Exercise details
Retype the records below word for word and omit any image.

Raw records
----------------------------------------

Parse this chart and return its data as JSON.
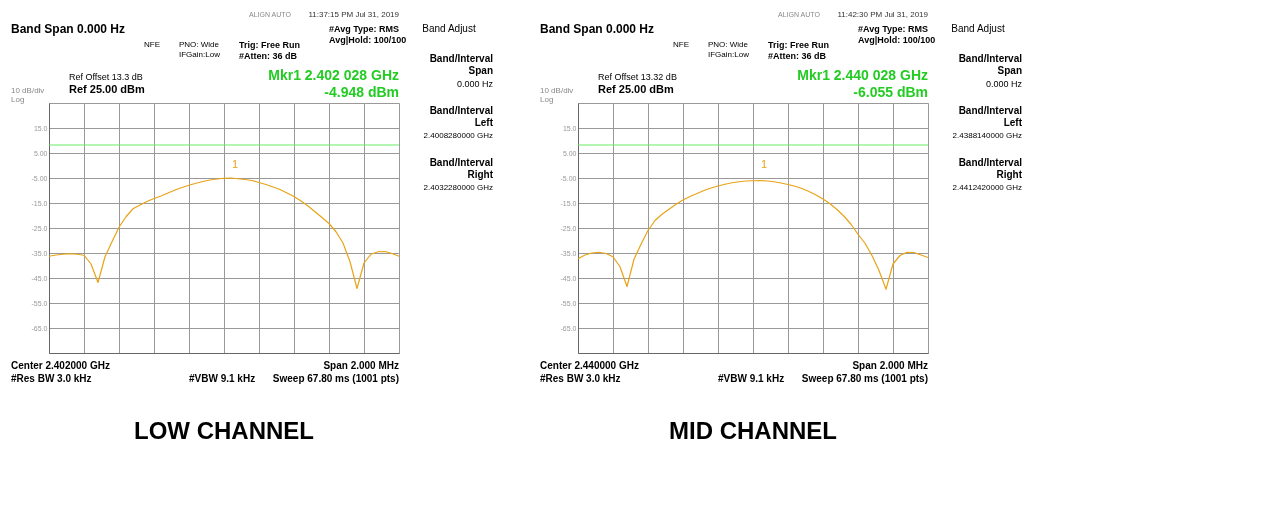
{
  "chart_data": [
    {
      "type": "line",
      "title": "LOW CHANNEL",
      "categories": [
        null,
        null,
        null,
        null,
        null,
        null,
        null,
        null,
        null,
        null,
        null,
        null,
        null,
        null,
        null,
        null,
        null,
        null,
        null,
        null,
        null,
        null,
        null,
        null,
        null,
        null,
        null,
        null,
        null,
        null,
        null,
        null,
        null,
        null,
        null,
        null,
        null,
        null,
        null,
        null,
        null,
        null,
        null,
        null,
        null,
        null,
        null,
        null,
        null,
        null,
        null
      ],
      "series": [
        {
          "color": "#e8a317",
          "values": [
            -36.3,
            -35.8,
            -35.5,
            -35.3,
            -35.5,
            -35.9,
            -39.4,
            -46.8,
            -36.5,
            -30.5,
            -24.7,
            -20.5,
            -17.3,
            -15.8,
            -14.4,
            -13.2,
            -12.2,
            -11.0,
            -9.8,
            -8.8,
            -7.9,
            -7.1,
            -6.4,
            -5.8,
            -5.4,
            -5.1,
            -5.0,
            -5.3,
            -5.6,
            -6.0,
            -6.8,
            -7.6,
            -8.6,
            -9.6,
            -11.0,
            -12.4,
            -14.2,
            -16.2,
            -18.5,
            -20.8,
            -23.2,
            -26.5,
            -31.0,
            -38.5,
            -49.2,
            -39.0,
            -35.5,
            -34.5,
            -34.4,
            -35.2,
            -36.3
          ]
        }
      ],
      "ylim": [
        -75,
        25
      ],
      "yticks": [
        {
          "value": 25,
          "label": null
        },
        {
          "value": 15,
          "label": "15.0"
        },
        {
          "value": 5,
          "label": "5.00"
        },
        {
          "value": -5,
          "label": "-5.00"
        },
        {
          "value": -15,
          "label": "-15.0"
        },
        {
          "value": -25,
          "label": "-25.0"
        },
        {
          "value": -35,
          "label": "-35.0"
        },
        {
          "value": -45,
          "label": "-45.0"
        },
        {
          "value": -55,
          "label": "-55.0"
        },
        {
          "value": -65,
          "label": "-65.0"
        },
        {
          "value": -75,
          "label": null
        }
      ],
      "grid": true,
      "ref_lines": [
        {
          "axis": "y",
          "value": 8.2,
          "color": "#66ee66"
        }
      ],
      "annotations": [
        "Band Span 0.000 Hz",
        "NFE",
        "PNO: Wide",
        "IFGain:Low",
        "Trig: Free Run",
        "#Atten: 36 dB",
        "#Avg Type: RMS",
        "Avg|Hold: 100/100",
        "11:37:15 PM Jul 31, 2019",
        "Ref Offset 13.3 dB",
        "Ref 25.00 dBm",
        "10 dB/div",
        "Log",
        "Mkr1 2.402 028 GHz",
        "-4.948 dBm",
        "Center 2.402000 GHz",
        "Span 2.000 MHz",
        "#Res BW 3.0 kHz",
        "#VBW 9.1 kHz",
        "Sweep  67.80 ms (1001 pts)",
        "Band Adjust",
        "Band/Interval",
        "Span",
        "0.000 Hz",
        "Band/Interval",
        "Left",
        "2.4008280000 GHz",
        "Band/Interval",
        "Right",
        "2.4032280000 GHz",
        "ALIGN AUTO",
        "1"
      ]
    },
    {
      "type": "line",
      "title": "MID CHANNEL",
      "categories": [
        null,
        null,
        null,
        null,
        null,
        null,
        null,
        null,
        null,
        null,
        null,
        null,
        null,
        null,
        null,
        null,
        null,
        null,
        null,
        null,
        null,
        null,
        null,
        null,
        null,
        null,
        null,
        null,
        null,
        null,
        null,
        null,
        null,
        null,
        null,
        null,
        null,
        null,
        null,
        null,
        null,
        null,
        null,
        null,
        null,
        null,
        null,
        null,
        null,
        null,
        null
      ],
      "series": [
        {
          "color": "#e8a317",
          "values": [
            -37.3,
            -35.8,
            -35.0,
            -34.7,
            -35.2,
            -36.5,
            -40.5,
            -48.4,
            -37.5,
            -31.5,
            -26.0,
            -22.0,
            -19.5,
            -17.5,
            -15.5,
            -13.8,
            -12.4,
            -11.2,
            -10.0,
            -9.0,
            -8.2,
            -7.5,
            -6.9,
            -6.5,
            -6.2,
            -6.1,
            -6.0,
            -6.2,
            -6.5,
            -7.0,
            -7.6,
            -8.3,
            -9.2,
            -10.4,
            -11.8,
            -13.4,
            -15.3,
            -17.6,
            -20.3,
            -23.5,
            -27.5,
            -31.1,
            -36.0,
            -42.0,
            -49.5,
            -39.4,
            -36.0,
            -34.7,
            -34.8,
            -35.8,
            -36.8
          ]
        }
      ],
      "ylim": [
        -75,
        25
      ],
      "yticks": [
        {
          "value": 25,
          "label": null
        },
        {
          "value": 15,
          "label": "15.0"
        },
        {
          "value": 5,
          "label": "5.00"
        },
        {
          "value": -5,
          "label": "-5.00"
        },
        {
          "value": -15,
          "label": "-15.0"
        },
        {
          "value": -25,
          "label": "-25.0"
        },
        {
          "value": -35,
          "label": "-35.0"
        },
        {
          "value": -45,
          "label": "-45.0"
        },
        {
          "value": -55,
          "label": "-55.0"
        },
        {
          "value": -65,
          "label": "-65.0"
        },
        {
          "value": -75,
          "label": null
        }
      ],
      "grid": true,
      "ref_lines": [
        {
          "axis": "y",
          "value": 8.2,
          "color": "#66ee66"
        }
      ],
      "annotations": [
        "Band Span 0.000 Hz",
        "NFE",
        "PNO: Wide",
        "IFGain:Low",
        "Trig: Free Run",
        "#Atten: 36 dB",
        "#Avg Type: RMS",
        "Avg|Hold: 100/100",
        "11:42:30 PM Jul 31, 2019",
        "Ref Offset 13.32 dB",
        "Ref 25.00 dBm",
        "10 dB/div",
        "Log",
        "Mkr1 2.440 028 GHz",
        "-6.055 dBm",
        "Center 2.440000 GHz",
        "Span 2.000 MHz",
        "#Res BW 3.0 kHz",
        "#VBW 9.1 kHz",
        "Sweep  67.80 ms (1001 pts)",
        "Band Adjust",
        "Band/Interval",
        "Span",
        "0.000 Hz",
        "Band/Interval",
        "Left",
        "2.4388140000 GHz",
        "Band/Interval",
        "Right",
        "2.4412420000 GHz",
        "ALIGN AUTO",
        "1"
      ]
    }
  ]
}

----------------------------------------

Correct result
Parse this chart and return its data as JSON.
{
  "chart_data": [
    {
      "type": "line",
      "title": "LOW CHANNEL",
      "categories": [
        null,
        null,
        null,
        null,
        null,
        null,
        null,
        null,
        null,
        null,
        null,
        null,
        null,
        null,
        null,
        null,
        null,
        null,
        null,
        null,
        null,
        null,
        null,
        null,
        null,
        null,
        null,
        null,
        null,
        null,
        null,
        null,
        null,
        null,
        null,
        null,
        null,
        null,
        null,
        null,
        null,
        null,
        null,
        null,
        null,
        null,
        null,
        null,
        null,
        null,
        null
      ],
      "series": [
        {
          "color": "#e8a317",
          "values": [
            -36.3,
            -35.8,
            -35.5,
            -35.3,
            -35.5,
            -35.9,
            -39.4,
            -46.8,
            -36.5,
            -30.5,
            -24.7,
            -20.5,
            -17.3,
            -15.8,
            -14.4,
            -13.2,
            -12.2,
            -11.0,
            -9.8,
            -8.8,
            -7.9,
            -7.1,
            -6.4,
            -5.8,
            -5.4,
            -5.1,
            -5.0,
            -5.3,
            -5.6,
            -6.0,
            -6.8,
            -7.6,
            -8.6,
            -9.6,
            -11.0,
            -12.4,
            -14.2,
            -16.2,
            -18.5,
            -20.8,
            -23.2,
            -26.5,
            -31.0,
            -38.5,
            -49.2,
            -39.0,
            -35.5,
            -34.5,
            -34.4,
            -35.2,
            -36.3
          ]
        }
      ],
      "ylim": [
        -75,
        25
      ],
      "yticks": [
        {
          "value": 25,
          "label": null
        },
        {
          "value": 15,
          "label": "15.0"
        },
        {
          "value": 5,
          "label": "5.00"
        },
        {
          "value": -5,
          "label": "-5.00"
        },
        {
          "value": -15,
          "label": "-15.0"
        },
        {
          "value": -25,
          "label": "-25.0"
        },
        {
          "value": -35,
          "label": "-35.0"
        },
        {
          "value": -45,
          "label": "-45.0"
        },
        {
          "value": -55,
          "label": "-55.0"
        },
        {
          "value": -65,
          "label": "-65.0"
        },
        {
          "value": -75,
          "label": null
        }
      ],
      "grid": true,
      "ref_lines": [
        {
          "axis": "y",
          "value": 8.2,
          "color": "#66ee66"
        }
      ],
      "annotations": [
        "Band Span 0.000 Hz",
        "NFE",
        "PNO: Wide",
        "IFGain:Low",
        "Trig: Free Run",
        "#Atten: 36 dB",
        "#Avg Type: RMS",
        "Avg|Hold: 100/100",
        "11:37:15 PM Jul 31, 2019",
        "Ref Offset 13.3 dB",
        "Ref 25.00 dBm",
        "10 dB/div",
        "Log",
        "Mkr1 2.402 028 GHz",
        "-4.948 dBm",
        "Center 2.402000 GHz",
        "Span 2.000 MHz",
        "#Res BW 3.0 kHz",
        "#VBW 9.1 kHz",
        "Sweep  67.80 ms (1001 pts)",
        "Band Adjust",
        "Band/Interval",
        "Span",
        "0.000 Hz",
        "Band/Interval",
        "Left",
        "2.4008280000 GHz",
        "Band/Interval",
        "Right",
        "2.4032280000 GHz",
        "ALIGN AUTO",
        "1"
      ]
    },
    {
      "type": "line",
      "title": "MID CHANNEL",
      "categories": [
        null,
        null,
        null,
        null,
        null,
        null,
        null,
        null,
        null,
        null,
        null,
        null,
        null,
        null,
        null,
        null,
        null,
        null,
        null,
        null,
        null,
        null,
        null,
        null,
        null,
        null,
        null,
        null,
        null,
        null,
        null,
        null,
        null,
        null,
        null,
        null,
        null,
        null,
        null,
        null,
        null,
        null,
        null,
        null,
        null,
        null,
        null,
        null,
        null,
        null,
        null
      ],
      "series": [
        {
          "color": "#e8a317",
          "values": [
            -37.3,
            -35.8,
            -35.0,
            -34.7,
            -35.2,
            -36.5,
            -40.5,
            -48.4,
            -37.5,
            -31.5,
            -26.0,
            -22.0,
            -19.5,
            -17.5,
            -15.5,
            -13.8,
            -12.4,
            -11.2,
            -10.0,
            -9.0,
            -8.2,
            -7.5,
            -6.9,
            -6.5,
            -6.2,
            -6.1,
            -6.0,
            -6.2,
            -6.5,
            -7.0,
            -7.6,
            -8.3,
            -9.2,
            -10.4,
            -11.8,
            -13.4,
            -15.3,
            -17.6,
            -20.3,
            -23.5,
            -27.5,
            -31.1,
            -36.0,
            -42.0,
            -49.5,
            -39.4,
            -36.0,
            -34.7,
            -34.8,
            -35.8,
            -36.8
          ]
        }
      ],
      "ylim": [
        -75,
        25
      ],
      "yticks": [
        {
          "value": 25,
          "label": null
        },
        {
          "value": 15,
          "label": "15.0"
        },
        {
          "value": 5,
          "label": "5.00"
        },
        {
          "value": -5,
          "label": "-5.00"
        },
        {
          "value": -15,
          "label": "-15.0"
        },
        {
          "value": -25,
          "label": "-25.0"
        },
        {
          "value": -35,
          "label": "-35.0"
        },
        {
          "value": -45,
          "label": "-45.0"
        },
        {
          "value": -55,
          "label": "-55.0"
        },
        {
          "value": -65,
          "label": "-65.0"
        },
        {
          "value": -75,
          "label": null
        }
      ],
      "grid": true,
      "ref_lines": [
        {
          "axis": "y",
          "value": 8.2,
          "color": "#66ee66"
        }
      ],
      "annotations": [
        "Band Span 0.000 Hz",
        "NFE",
        "PNO: Wide",
        "IFGain:Low",
        "Trig: Free Run",
        "#Atten: 36 dB",
        "#Avg Type: RMS",
        "Avg|Hold: 100/100",
        "11:42:30 PM Jul 31, 2019",
        "Ref Offset 13.32 dB",
        "Ref 25.00 dBm",
        "10 dB/div",
        "Log",
        "Mkr1 2.440 028 GHz",
        "-6.055 dBm",
        "Center 2.440000 GHz",
        "Span 2.000 MHz",
        "#Res BW 3.0 kHz",
        "#VBW 9.1 kHz",
        "Sweep  67.80 ms (1001 pts)",
        "Band Adjust",
        "Band/Interval",
        "Span",
        "0.000 Hz",
        "Band/Interval",
        "Left",
        "2.4388140000 GHz",
        "Band/Interval",
        "Right",
        "2.4412420000 GHz",
        "ALIGN AUTO",
        "1"
      ]
    }
  ]
}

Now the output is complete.